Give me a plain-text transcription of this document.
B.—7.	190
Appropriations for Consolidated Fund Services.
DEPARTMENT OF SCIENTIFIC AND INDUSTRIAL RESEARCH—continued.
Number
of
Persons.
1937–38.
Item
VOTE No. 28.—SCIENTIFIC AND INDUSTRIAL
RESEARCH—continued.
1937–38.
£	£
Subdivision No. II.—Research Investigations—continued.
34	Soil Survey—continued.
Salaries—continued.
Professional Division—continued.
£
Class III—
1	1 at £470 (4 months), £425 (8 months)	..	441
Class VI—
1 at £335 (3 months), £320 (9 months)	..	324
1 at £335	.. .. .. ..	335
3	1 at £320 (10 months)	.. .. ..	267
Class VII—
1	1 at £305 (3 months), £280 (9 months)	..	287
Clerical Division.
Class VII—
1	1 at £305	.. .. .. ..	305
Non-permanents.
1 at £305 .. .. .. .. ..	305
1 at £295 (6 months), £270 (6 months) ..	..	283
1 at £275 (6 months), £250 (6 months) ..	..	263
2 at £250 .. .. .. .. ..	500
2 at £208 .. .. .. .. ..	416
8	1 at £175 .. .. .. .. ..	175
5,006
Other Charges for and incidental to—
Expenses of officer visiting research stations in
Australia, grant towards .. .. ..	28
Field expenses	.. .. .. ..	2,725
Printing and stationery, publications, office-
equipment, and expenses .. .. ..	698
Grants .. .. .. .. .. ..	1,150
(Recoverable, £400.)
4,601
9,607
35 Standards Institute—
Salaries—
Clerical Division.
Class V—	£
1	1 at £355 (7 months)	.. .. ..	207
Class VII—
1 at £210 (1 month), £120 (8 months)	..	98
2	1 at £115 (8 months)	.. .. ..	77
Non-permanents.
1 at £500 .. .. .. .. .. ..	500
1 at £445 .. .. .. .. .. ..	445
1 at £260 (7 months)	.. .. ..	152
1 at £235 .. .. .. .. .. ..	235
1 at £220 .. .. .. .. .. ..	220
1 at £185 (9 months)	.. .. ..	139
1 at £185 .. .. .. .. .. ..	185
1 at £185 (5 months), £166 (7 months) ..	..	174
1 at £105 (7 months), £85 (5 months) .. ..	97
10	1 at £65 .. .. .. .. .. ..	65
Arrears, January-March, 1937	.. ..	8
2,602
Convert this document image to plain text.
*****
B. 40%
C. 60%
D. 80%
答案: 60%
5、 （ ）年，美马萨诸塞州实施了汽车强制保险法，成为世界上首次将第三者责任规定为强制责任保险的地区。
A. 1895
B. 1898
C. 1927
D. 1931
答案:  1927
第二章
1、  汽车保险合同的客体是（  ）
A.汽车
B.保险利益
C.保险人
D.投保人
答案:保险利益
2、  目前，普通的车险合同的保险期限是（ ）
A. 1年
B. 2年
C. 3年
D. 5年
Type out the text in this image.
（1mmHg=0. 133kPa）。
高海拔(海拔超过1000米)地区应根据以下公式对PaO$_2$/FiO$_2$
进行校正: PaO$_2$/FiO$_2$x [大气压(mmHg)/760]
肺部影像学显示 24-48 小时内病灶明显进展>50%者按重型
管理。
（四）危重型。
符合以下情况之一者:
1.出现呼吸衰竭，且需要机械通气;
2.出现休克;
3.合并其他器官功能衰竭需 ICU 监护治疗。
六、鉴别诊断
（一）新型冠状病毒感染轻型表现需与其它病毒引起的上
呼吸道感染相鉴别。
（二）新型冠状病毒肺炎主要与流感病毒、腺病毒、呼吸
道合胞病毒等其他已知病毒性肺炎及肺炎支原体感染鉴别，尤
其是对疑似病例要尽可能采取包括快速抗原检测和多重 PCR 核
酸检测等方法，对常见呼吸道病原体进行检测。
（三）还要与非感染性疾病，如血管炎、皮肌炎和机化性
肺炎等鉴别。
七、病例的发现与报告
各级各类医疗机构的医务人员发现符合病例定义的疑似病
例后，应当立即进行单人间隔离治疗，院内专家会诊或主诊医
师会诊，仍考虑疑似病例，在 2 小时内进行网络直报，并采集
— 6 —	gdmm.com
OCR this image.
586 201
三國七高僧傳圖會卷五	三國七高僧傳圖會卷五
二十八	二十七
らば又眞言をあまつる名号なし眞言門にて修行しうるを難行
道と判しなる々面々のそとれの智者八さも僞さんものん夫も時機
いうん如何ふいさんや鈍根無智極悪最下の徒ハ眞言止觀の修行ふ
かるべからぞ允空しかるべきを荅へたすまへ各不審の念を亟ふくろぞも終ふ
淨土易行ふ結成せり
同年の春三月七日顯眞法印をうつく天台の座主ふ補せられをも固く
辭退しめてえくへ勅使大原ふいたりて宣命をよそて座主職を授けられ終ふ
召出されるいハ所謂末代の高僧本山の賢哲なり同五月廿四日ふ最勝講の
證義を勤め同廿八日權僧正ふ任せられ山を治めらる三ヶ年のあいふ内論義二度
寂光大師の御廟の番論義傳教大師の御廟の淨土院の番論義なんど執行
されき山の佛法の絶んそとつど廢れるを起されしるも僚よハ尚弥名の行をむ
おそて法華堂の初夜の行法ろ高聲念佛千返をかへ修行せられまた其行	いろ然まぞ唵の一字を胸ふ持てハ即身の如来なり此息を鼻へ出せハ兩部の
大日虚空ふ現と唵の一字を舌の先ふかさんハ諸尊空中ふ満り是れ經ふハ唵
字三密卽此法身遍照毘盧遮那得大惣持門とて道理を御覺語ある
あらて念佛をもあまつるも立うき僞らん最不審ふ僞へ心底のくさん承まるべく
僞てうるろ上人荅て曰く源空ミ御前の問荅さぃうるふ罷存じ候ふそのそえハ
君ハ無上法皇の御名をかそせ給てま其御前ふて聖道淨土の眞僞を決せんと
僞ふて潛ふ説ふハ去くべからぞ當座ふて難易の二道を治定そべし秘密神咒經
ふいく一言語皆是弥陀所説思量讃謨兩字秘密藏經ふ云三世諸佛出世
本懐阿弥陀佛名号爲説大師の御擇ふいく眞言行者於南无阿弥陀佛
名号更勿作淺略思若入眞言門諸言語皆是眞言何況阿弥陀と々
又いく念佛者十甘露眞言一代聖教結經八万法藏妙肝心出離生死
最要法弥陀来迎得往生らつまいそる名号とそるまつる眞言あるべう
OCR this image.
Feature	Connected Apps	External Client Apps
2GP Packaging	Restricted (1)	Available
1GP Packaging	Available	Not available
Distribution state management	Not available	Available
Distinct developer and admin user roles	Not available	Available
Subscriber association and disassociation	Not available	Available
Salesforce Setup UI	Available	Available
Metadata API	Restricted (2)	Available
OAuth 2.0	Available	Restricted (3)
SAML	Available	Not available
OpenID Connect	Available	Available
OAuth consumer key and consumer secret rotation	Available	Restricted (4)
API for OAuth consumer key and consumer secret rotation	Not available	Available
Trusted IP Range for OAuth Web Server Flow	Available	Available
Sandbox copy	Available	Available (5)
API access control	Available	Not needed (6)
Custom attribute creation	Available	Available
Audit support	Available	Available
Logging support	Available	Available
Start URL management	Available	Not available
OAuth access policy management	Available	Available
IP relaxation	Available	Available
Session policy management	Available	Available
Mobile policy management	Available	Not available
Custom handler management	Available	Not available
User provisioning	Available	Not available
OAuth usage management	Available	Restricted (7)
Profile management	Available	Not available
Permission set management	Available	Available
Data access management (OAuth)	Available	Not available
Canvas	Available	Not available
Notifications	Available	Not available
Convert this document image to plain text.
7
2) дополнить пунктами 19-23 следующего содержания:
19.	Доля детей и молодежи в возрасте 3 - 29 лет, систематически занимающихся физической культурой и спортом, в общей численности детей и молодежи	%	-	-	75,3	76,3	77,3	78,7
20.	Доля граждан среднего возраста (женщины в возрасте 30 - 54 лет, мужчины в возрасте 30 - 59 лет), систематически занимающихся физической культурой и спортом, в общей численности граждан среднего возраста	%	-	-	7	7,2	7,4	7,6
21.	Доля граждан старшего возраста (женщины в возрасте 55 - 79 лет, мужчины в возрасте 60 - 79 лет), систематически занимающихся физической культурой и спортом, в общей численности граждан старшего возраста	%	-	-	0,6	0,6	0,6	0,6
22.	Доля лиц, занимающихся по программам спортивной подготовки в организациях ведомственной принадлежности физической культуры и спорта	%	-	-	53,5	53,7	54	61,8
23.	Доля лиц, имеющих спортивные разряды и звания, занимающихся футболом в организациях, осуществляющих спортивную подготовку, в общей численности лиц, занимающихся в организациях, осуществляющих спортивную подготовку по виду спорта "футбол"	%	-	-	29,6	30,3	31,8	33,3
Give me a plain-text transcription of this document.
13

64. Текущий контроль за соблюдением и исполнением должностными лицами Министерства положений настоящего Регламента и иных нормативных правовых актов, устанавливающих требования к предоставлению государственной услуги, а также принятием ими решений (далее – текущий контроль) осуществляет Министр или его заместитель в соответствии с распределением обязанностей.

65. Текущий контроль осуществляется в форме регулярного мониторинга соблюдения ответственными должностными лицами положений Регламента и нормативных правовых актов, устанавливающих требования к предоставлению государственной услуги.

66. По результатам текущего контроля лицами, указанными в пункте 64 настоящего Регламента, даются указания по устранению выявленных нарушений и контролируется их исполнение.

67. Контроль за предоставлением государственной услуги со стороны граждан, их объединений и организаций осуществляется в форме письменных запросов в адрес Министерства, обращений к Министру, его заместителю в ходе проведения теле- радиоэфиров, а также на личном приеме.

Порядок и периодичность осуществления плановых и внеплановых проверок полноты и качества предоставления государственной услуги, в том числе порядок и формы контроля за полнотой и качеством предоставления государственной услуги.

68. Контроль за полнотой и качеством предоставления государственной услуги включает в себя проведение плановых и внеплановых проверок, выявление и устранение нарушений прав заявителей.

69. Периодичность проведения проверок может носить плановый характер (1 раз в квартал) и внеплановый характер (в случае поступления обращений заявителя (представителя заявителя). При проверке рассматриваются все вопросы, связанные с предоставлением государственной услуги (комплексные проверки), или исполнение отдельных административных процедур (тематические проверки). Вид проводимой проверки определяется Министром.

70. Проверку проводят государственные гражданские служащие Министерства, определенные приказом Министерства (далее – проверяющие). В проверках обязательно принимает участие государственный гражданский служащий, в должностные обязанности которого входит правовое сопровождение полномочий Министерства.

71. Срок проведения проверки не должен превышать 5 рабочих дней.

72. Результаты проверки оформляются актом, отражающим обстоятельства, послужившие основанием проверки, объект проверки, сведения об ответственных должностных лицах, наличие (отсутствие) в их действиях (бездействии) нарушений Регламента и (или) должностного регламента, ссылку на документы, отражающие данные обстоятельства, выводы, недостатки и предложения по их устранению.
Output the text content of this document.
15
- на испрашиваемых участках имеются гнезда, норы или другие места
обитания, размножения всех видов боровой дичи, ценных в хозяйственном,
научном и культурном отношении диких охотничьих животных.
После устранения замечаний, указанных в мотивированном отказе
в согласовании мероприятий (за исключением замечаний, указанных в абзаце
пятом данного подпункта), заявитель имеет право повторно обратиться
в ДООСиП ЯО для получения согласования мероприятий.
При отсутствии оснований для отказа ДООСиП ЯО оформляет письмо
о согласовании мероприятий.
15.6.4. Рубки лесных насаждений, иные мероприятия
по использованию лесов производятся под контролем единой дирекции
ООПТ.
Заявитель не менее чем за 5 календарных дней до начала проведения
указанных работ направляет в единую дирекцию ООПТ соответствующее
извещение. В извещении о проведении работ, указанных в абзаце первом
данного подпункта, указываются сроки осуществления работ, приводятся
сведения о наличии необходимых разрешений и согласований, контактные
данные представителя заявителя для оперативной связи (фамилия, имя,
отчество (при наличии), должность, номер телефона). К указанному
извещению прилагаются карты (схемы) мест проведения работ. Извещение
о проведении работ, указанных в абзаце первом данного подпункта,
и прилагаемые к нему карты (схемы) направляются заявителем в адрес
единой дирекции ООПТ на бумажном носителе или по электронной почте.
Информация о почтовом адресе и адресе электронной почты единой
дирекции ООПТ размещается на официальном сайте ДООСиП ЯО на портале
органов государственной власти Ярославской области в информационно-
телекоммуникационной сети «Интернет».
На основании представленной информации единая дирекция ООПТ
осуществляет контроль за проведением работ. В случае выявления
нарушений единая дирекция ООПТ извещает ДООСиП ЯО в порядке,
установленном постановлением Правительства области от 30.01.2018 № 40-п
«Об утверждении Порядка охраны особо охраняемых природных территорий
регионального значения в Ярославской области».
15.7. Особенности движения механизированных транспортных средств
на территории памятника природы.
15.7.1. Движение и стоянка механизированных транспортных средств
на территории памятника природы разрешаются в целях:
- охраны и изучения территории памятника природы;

::::::::

■ PROMPT ■
Find every line above that contains the word "общей", and return each one.

■ RESULT FOR THIS TASK ■
19.	Доля детей и молодежи в возрасте 3 - 29 лет, систематически занимающихся физической культурой и спортом, в общей численности детей и молодежи	%	-	-	75,3	76,3	77,3	78,7
20.	Доля граждан среднего возраста (женщины в возрасте 30 - 54 лет, мужчины в возрасте 30 - 59 лет), систематически занимающихся физической культурой и спортом, в общей численности граждан среднего возраста	%	-	-	7	7,2	7,4	7,6
21.	Доля граждан старшего возраста (женщины в возрасте 55 - 79 лет, мужчины в возрасте 60 - 79 лет), систематически занимающихся физической культурой и спортом, в общей численности граждан старшего возраста	%	-	-	0,6	0,6	0,6	0,6
23.	Доля лиц, имеющих спортивные разряды и звания, занимающихся футболом в организациях, осуществляющих спортивную подготовку, в общей численности лиц, занимающихся в организациях, осуществляющих спортивную подготовку по виду спорта "футбол"	%	-	-	29,6	30,3	31,8	33,3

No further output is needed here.